[Collected data]

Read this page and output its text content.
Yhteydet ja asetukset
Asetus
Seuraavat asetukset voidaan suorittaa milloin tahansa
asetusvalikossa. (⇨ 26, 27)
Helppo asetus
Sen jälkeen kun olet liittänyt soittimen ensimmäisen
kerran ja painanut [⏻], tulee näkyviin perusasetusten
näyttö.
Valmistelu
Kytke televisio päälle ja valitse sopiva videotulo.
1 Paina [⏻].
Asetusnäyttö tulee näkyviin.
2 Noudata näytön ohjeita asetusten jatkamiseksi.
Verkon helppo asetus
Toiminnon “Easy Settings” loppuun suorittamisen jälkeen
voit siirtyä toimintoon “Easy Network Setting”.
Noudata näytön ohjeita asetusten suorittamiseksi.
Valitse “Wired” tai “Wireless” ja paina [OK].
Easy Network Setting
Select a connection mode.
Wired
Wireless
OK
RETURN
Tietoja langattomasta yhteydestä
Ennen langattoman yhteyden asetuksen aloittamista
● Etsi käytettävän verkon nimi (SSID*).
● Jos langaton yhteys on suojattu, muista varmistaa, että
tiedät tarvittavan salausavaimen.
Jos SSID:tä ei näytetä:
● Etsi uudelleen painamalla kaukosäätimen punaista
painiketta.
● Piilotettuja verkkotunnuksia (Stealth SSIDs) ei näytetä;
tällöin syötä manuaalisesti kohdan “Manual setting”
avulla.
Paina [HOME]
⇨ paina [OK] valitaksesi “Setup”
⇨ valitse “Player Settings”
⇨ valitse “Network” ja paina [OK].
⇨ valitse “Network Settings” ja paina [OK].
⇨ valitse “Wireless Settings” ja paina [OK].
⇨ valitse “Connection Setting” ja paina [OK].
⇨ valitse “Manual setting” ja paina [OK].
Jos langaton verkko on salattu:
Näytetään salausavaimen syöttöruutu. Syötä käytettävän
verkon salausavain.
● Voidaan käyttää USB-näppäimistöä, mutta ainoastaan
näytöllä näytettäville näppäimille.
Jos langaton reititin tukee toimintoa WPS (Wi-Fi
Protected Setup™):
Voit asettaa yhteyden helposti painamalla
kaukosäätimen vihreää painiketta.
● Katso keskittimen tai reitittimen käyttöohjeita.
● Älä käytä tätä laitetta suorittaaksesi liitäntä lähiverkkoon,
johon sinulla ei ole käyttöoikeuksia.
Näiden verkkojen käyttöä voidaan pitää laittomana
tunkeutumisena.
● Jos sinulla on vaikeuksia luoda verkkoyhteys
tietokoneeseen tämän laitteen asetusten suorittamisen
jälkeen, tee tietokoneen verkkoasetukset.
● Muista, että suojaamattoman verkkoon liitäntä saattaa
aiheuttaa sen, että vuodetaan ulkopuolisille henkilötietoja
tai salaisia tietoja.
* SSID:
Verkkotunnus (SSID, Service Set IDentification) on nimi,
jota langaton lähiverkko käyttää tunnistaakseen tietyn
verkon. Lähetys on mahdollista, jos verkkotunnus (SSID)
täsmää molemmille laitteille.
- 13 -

*AIM*
Return only the number of lines in the preceding records that contain the string "nimi".

*WORKED SOLUTION*
2